| INSTRUCTIONS FOR THE TASK |
Write the material out again exactly as it stands.

[Start PROVIDED ENTRIES]

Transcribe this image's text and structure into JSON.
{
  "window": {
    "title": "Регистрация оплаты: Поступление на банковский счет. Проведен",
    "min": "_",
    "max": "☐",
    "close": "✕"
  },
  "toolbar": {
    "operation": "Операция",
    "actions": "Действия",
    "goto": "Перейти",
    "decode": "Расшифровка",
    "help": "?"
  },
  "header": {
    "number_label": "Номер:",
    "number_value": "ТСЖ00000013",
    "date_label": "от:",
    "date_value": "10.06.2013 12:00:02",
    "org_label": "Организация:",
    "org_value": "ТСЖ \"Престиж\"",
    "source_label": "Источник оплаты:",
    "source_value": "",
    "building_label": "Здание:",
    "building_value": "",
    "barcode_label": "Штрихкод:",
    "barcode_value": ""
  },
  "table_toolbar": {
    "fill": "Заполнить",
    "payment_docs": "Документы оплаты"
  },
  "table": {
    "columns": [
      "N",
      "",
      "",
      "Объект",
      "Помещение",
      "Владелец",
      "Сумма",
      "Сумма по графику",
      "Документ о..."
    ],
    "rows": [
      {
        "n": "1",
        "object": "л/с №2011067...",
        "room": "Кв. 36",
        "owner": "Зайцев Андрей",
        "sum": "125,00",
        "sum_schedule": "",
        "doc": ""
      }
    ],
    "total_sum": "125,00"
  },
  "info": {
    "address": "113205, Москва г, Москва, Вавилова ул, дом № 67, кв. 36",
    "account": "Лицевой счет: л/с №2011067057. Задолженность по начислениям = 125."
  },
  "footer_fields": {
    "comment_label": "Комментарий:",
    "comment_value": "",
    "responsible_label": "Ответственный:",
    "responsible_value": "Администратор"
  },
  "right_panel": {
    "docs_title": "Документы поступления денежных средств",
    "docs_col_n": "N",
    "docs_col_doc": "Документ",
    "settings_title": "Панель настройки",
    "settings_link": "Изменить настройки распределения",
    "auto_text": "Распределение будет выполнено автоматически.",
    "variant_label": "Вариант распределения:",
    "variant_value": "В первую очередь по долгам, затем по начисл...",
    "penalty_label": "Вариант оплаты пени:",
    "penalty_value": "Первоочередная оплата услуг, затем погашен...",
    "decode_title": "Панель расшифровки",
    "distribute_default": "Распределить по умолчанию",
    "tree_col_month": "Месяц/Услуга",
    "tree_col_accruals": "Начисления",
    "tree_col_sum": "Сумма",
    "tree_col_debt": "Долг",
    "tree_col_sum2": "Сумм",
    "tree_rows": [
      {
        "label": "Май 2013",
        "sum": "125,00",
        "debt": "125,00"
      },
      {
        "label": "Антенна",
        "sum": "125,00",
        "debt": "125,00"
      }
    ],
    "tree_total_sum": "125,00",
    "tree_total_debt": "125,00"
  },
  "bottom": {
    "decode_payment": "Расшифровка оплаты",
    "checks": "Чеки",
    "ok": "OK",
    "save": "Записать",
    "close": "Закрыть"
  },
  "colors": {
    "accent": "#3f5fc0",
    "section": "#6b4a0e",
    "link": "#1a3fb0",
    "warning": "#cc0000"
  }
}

[End PROVIDED ENTRIES]

| EXERCISE RESULT |
Transcribe this image's text and structure into JSON.
{
  "window": {
    "title": "Регистрация оплаты: Поступление на банковский счет. Проведен",
    "min": "_",
    "max": "☐",
    "close": "✕"
  },
  "toolbar": {
    "operation": "Операция",
    "actions": "Действия",
    "goto": "Перейти",
    "decode": "Расшифровка",
    "help": "?"
  },
  "header": {
    "number_label": "Номер:",
    "number_value": "ТСЖ00000013",
    "date_label": "от:",
    "date_value": "10.06.2013 12:00:02",
    "org_label": "Организация:",
    "org_value": "ТСЖ \"Престиж\"",
    "source_label": "Источник оплаты:",
    "source_value": "",
    "building_label": "Здание:",
    "building_value": "",
    "barcode_label": "Штрихкод:",
    "barcode_value": ""
  },
  "table_toolbar": {
    "fill": "Заполнить",
    "payment_docs": "Документы оплаты"
  },
  "table": {
    "columns": [
      "N",
      "",
      "",
      "Объект",
      "Помещение",
      "Владелец",
      "Сумма",
      "Сумма по графику",
      "Документ о..."
    ],
    "rows": [
      {
        "n": "1",
        "object": "л/с №2011067...",
        "room": "Кв. 36",
        "owner": "Зайцев Андрей",
        "sum": "125,00",
        "sum_schedule": "",
        "doc": ""
      }
    ],
    "total_sum": "125,00"
  },
  "info": {
    "address": "113205, Москва г, Москва, Вавилова ул, дом № 67, кв. 36",
    "account": "Лицевой счет: л/с №2011067057. Задолженность по начислениям = 125."
  },
  "footer_fields": {
    "comment_label": "Комментарий:",
    "comment_value": "",
    "responsible_label": "Ответственный:",
    "responsible_value": "Администратор"
  },
  "right_panel": {
    "docs_title": "Документы поступления денежных средств",
    "docs_col_n": "N",
    "docs_col_doc": "Документ",
    "settings_title": "Панель настройки",
    "settings_link": "Изменить настройки распределения",
    "auto_text": "Распределение будет выполнено автоматически.",
    "variant_label": "Вариант распределения:",
    "variant_value": "В первую очередь по долгам, затем по начисл...",
    "penalty_label": "Вариант оплаты пени:",
    "penalty_value": "Первоочередная оплата услуг, затем погашен...",
    "decode_title": "Панель расшифровки",
    "distribute_default": "Распределить по умолчанию",
    "tree_col_month": "Месяц/Услуга",
    "tree_col_accruals": "Начисления",
    "tree_col_sum": "Сумма",
    "tree_col_debt": "Долг",
    "tree_col_sum2": "Сумм",
    "tree_rows": [
      {
        "label": "Май 2013",
        "sum": "125,00",
        "debt": "125,00"
      },
      {
        "label": "Антенна",
        "sum": "125,00",
        "debt": "125,00"
      }
    ],
    "tree_total_sum": "125,00",
    "tree_total_debt": "125,00"
  },
  "bottom": {
    "decode_payment": "Расшифровка оплаты",
    "checks": "Чеки",
    "ok": "OK",
    "save": "Записать",
    "close": "Закрыть"
  },
  "colors": {
    "accent": "#3f5fc0",
    "section": "#6b4a0e",
    "link": "#1a3fb0",
    "warning": "#cc0000"
  }
}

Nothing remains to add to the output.